• **PROBLEM REQUIREMENTS**
What is the number of lines that include the word "Report"? Provide only that figure.

• **DATASET ENTRIES**
— Start —
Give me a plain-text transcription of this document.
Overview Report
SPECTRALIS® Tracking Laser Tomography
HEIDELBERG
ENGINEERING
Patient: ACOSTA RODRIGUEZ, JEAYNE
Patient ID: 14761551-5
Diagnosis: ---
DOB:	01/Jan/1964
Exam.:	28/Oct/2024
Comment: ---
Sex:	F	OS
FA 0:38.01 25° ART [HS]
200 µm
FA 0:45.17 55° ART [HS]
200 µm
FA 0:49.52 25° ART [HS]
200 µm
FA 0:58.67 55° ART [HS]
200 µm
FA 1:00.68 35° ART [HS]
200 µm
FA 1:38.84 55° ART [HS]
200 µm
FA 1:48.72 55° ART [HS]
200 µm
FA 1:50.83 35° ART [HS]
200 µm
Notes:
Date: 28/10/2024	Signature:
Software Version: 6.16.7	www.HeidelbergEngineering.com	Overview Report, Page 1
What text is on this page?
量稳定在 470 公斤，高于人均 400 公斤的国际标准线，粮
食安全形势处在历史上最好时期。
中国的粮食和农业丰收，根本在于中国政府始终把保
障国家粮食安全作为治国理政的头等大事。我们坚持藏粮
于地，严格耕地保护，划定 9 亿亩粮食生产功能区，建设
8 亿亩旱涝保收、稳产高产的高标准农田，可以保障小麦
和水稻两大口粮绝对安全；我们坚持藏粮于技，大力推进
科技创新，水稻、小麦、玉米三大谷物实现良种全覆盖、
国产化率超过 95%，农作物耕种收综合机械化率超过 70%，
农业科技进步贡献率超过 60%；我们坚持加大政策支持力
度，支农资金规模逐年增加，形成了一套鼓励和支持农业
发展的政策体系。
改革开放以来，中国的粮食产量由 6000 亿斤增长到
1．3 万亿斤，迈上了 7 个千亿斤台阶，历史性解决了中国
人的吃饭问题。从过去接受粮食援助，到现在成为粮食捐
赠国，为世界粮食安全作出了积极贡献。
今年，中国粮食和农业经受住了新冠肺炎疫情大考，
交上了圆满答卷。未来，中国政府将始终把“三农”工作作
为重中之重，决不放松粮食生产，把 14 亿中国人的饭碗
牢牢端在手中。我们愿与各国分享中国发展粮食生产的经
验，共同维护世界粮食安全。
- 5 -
— End —
• **OUTPUT OF THE TASK**
2